Going through the material below, please gather all lines with the word "relative" in them.
++++ Records provided
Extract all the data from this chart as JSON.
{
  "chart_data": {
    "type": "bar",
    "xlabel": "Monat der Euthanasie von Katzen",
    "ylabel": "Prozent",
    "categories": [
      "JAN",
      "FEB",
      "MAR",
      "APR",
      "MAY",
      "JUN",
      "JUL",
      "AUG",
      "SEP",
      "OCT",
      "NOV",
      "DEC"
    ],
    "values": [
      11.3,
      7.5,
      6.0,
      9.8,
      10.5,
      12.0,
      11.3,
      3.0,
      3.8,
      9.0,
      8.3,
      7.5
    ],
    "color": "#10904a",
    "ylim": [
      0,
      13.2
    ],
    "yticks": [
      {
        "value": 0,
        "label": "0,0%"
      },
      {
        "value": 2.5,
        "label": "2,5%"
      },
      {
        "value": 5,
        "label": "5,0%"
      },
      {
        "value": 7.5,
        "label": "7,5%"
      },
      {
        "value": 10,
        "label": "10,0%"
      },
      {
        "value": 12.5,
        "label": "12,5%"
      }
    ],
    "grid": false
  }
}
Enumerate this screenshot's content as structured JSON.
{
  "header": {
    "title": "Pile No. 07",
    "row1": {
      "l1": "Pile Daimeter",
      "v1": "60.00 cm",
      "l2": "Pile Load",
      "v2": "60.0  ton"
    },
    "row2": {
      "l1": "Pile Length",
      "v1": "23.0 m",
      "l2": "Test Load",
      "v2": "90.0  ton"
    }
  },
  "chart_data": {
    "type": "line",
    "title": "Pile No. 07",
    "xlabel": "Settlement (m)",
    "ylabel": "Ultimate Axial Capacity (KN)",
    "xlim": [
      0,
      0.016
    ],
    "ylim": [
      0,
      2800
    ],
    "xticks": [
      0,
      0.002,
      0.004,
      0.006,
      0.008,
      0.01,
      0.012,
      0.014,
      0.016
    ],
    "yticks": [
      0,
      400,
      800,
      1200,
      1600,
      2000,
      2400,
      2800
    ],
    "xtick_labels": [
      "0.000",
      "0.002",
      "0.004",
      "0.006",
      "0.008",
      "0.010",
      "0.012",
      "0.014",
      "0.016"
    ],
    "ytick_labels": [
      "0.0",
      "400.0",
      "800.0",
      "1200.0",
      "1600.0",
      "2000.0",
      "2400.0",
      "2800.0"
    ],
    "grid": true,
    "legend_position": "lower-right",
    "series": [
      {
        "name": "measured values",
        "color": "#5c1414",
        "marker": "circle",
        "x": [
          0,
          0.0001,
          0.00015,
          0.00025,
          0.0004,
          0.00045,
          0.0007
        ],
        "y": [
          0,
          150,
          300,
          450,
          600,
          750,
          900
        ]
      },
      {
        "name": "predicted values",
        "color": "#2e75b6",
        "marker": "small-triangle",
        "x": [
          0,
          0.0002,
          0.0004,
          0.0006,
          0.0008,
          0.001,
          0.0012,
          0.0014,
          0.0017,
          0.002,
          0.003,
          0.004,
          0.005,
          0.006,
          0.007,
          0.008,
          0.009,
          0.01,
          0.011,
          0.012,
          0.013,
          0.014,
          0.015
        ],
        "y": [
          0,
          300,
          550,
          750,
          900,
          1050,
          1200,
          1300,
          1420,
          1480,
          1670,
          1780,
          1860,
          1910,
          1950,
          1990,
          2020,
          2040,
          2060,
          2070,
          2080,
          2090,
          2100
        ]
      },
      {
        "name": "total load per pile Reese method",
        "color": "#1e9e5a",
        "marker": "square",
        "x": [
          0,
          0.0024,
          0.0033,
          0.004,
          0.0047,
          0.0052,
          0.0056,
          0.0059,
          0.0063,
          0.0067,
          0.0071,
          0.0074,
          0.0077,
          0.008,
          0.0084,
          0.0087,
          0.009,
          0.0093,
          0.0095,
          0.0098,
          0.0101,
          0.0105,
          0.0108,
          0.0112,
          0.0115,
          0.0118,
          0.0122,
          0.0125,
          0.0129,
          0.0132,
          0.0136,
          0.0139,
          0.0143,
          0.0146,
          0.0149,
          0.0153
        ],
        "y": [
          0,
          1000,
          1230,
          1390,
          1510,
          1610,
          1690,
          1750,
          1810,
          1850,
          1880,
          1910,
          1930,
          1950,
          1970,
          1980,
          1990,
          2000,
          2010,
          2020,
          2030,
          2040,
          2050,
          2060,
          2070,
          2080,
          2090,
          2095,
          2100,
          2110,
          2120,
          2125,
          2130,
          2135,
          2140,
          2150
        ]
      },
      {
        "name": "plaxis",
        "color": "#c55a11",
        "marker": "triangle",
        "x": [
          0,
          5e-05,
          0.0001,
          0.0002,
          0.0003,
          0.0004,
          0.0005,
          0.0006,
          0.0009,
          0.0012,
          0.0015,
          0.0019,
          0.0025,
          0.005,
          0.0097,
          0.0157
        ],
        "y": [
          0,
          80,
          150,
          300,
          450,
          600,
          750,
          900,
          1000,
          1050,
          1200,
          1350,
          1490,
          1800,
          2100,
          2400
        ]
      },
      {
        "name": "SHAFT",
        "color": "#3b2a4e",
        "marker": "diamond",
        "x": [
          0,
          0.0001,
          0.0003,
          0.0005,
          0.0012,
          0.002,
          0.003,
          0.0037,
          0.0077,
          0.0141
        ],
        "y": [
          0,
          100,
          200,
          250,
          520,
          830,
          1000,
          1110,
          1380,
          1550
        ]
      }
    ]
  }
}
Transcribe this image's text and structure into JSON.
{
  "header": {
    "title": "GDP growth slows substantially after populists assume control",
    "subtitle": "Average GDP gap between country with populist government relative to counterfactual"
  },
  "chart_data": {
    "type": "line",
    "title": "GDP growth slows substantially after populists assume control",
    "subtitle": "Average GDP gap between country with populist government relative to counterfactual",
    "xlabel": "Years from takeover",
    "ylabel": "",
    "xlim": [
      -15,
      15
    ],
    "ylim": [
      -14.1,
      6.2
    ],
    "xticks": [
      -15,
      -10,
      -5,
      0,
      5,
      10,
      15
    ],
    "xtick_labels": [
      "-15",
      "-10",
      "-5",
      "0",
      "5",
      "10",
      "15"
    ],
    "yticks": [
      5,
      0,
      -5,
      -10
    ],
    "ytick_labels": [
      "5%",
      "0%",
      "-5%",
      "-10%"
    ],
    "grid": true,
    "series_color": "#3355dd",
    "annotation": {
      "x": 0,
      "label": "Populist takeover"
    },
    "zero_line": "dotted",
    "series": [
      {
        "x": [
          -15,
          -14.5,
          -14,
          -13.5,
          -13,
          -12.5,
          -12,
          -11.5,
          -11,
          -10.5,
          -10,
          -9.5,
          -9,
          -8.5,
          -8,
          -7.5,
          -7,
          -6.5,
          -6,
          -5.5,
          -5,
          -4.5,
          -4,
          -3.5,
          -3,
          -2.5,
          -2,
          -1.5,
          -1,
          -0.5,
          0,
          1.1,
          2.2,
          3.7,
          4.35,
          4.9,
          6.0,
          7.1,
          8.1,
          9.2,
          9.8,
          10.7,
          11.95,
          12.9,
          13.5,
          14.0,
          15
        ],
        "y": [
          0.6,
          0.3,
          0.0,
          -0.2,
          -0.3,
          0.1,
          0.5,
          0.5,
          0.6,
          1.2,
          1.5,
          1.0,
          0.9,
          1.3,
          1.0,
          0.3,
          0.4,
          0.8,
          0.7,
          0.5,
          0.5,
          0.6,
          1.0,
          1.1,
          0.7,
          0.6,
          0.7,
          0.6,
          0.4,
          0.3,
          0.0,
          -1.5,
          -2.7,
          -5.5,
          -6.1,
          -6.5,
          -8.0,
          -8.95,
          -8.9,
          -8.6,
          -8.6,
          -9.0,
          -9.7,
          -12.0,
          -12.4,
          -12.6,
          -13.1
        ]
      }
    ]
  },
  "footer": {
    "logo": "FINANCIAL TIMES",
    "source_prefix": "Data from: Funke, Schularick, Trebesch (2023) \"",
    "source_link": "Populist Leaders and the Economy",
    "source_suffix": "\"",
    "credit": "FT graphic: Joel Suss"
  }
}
++++++++
> _Worked answer_:
    "subtitle": "Average GDP gap between country with populist government relative to counterfactual"
    "subtitle": "Average GDP gap between country with populist government relative to counterfactual",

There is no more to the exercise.